== Data to process

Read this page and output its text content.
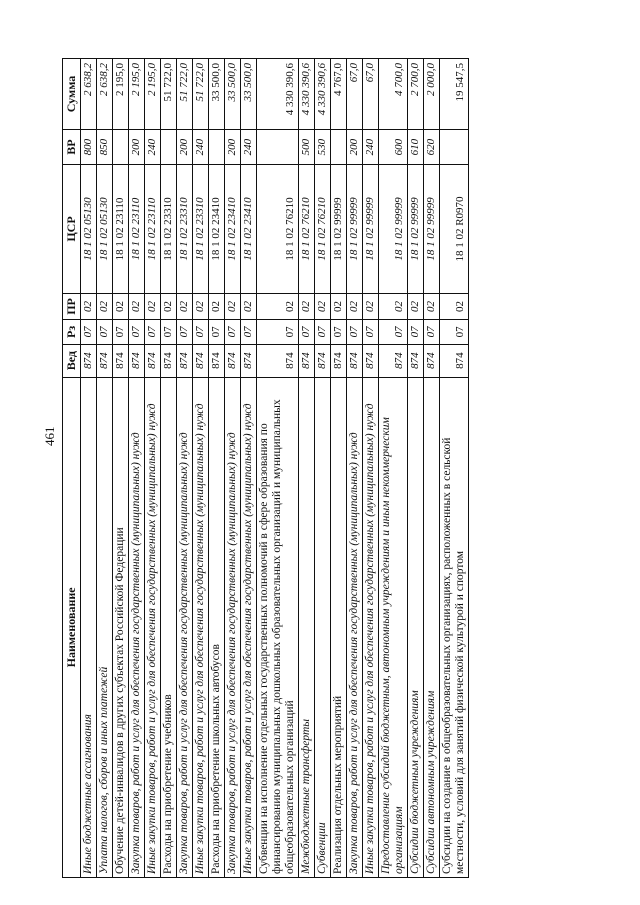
461
Наименование	Вед	Рз	ПР	ЦСР	ВР	Сумма
Иные бюджетные ассигнования	874	07	02	18 1 02 05130	800	2 638,2
Уплата налогов, сборов и иных платежей	874	07	02	18 1 02 05130	850	2 638,2
Обучение детей-инвалидов в других субъектах Российской Федерации	874	07	02	18 1 02 23110		2 195,0
Закупка товаров, работ и услуг для обеспечения государственных (муниципальных) нужд	874	07	02	18 1 02 23110	200	2 195,0
Иные закупки товаров, работ и услуг для обеспечения государственных (муниципальных) нужд	874	07	02	18 1 02 23110	240	2 195,0
Расходы на приобретение учебников	874	07	02	18 1 02 23310		51 722,0
Закупка товаров, работ и услуг для обеспечения государственных (муниципальных) нужд	874	07	02	18 1 02 23310	200	51 722,0
Иные закупки товаров, работ и услуг для обеспечения государственных (муниципальных) нужд	874	07	02	18 1 02 23310	240	51 722,0
Расходы на приобретение школьных автобусов	874	07	02	18 1 02 23410		33 500,0
Закупка товаров, работ и услуг для обеспечения государственных (муниципальных) нужд	874	07	02	18 1 02 23410	200	33 500,0
Иные закупки товаров, работ и услуг для обеспечения государственных (муниципальных) нужд	874	07	02	18 1 02 23410	240	33 500,0
Субвенции на исполнение отдельных государственных полномочий в сфере образования по финансированию муниципальных дошкольных образовательных организаций и муниципальных общеобразовательных организаций	874	07	02	18 1 02 76210		4 330 390,6
Межбюджетные трансферты	874	07	02	18 1 02 76210	500	4 330 390,6
Субвенции	874	07	02	18 1 02 76210	530	4 330 390,6
Реализация отдельных мероприятий	874	07	02	18 1 02 99999		4 767,0
Закупка товаров, работ и услуг для обеспечения государственных (муниципальных) нужд	874	07	02	18 1 02 99999	200	67,0
Иные закупки товаров, работ и услуг для обеспечения государственных (муниципальных) нужд	874	07	02	18 1 02 99999	240	67,0
Предоставление субсидий бюджетным, автономным учреждениям и иным некоммерческим организациям	874	07	02	18 1 02 99999	600	4 700,0
Субсидии бюджетным учреждениям	874	07	02	18 1 02 99999	610	2 700,0
Субсидии автономным учреждениям	874	07	02	18 1 02 99999	620	2 000,0
Субсидии на создание в общеобразовательных организациях, расположенных в сельской местности, условий для занятий физической культурой и спортом	874	07	02	18 1 02 R0970		19 547,5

====

#### [What the exercise asks]
Gather from the data above every line with the string "Субсидии".

#### [Result of the exercise]
Субсидии бюджетным учреждениям	874	07	02	18 1 02 99999	610	2 700,0
Субсидии автономным учреждениям	874	07	02	18 1 02 99999	620	2 000,0
Субсидии на создание в общеобразовательных организациях, расположенных в сельской местности, условий для занятий физической культурой и спортом	874	07	02	18 1 02 R0970		19 547,5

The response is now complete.